Leave out the pictures, then reproduce the rest of the material exactly.

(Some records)
┄┄┄┄┄┄┄┄┄┄

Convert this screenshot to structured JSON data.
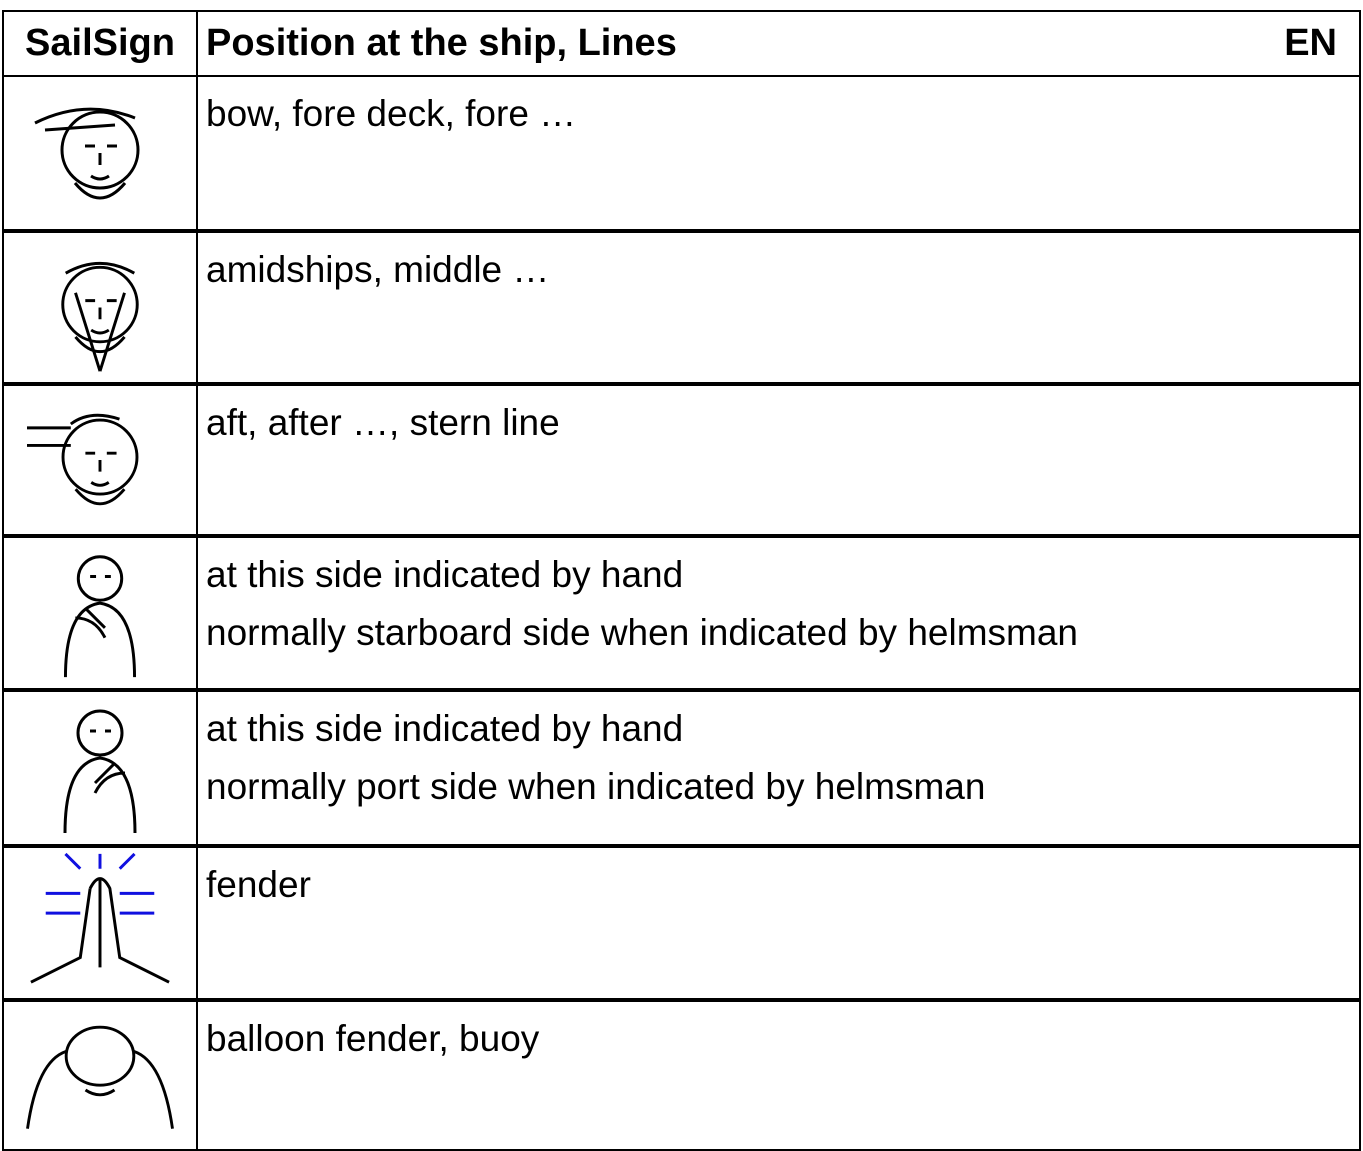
{
  "header": {
    "sign": "SailSign",
    "title": "Position at the ship, Lines",
    "lang": "EN"
  },
  "rows": [
    {
      "lines": [
        "bow, fore deck, fore …"
      ]
    },
    {
      "lines": [
        "amidships, middle …"
      ]
    },
    {
      "lines": [
        "aft, after …, stern line"
      ]
    },
    {
      "lines": [
        "at this side indicated by hand",
        "normally starboard side when indicated by helmsman"
      ]
    },
    {
      "lines": [
        "at this side indicated by hand",
        "normally port side when indicated by helmsman"
      ]
    },
    {
      "lines": [
        "fender"
      ]
    },
    {
      "lines": [
        "balloon fender, buoy"
      ]
    }
  ]
}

┄┄┄┄┄┄┄┄┄┄

*Expected answer:*
Convert this screenshot to structured JSON data.
{
  "header": {
    "sign": "SailSign",
    "title": "Position at the ship, Lines",
    "lang": "EN"
  },
  "rows": [
    {
      "lines": [
        "bow, fore deck, fore …"
      ]
    },
    {
      "lines": [
        "amidships, middle …"
      ]
    },
    {
      "lines": [
        "aft, after …, stern line"
      ]
    },
    {
      "lines": [
        "at this side indicated by hand",
        "normally starboard side when indicated by helmsman"
      ]
    },
    {
      "lines": [
        "at this side indicated by hand",
        "normally port side when indicated by helmsman"
      ]
    },
    {
      "lines": [
        "fender"
      ]
    },
    {
      "lines": [
        "balloon fender, buoy"
      ]
    }
  ]
}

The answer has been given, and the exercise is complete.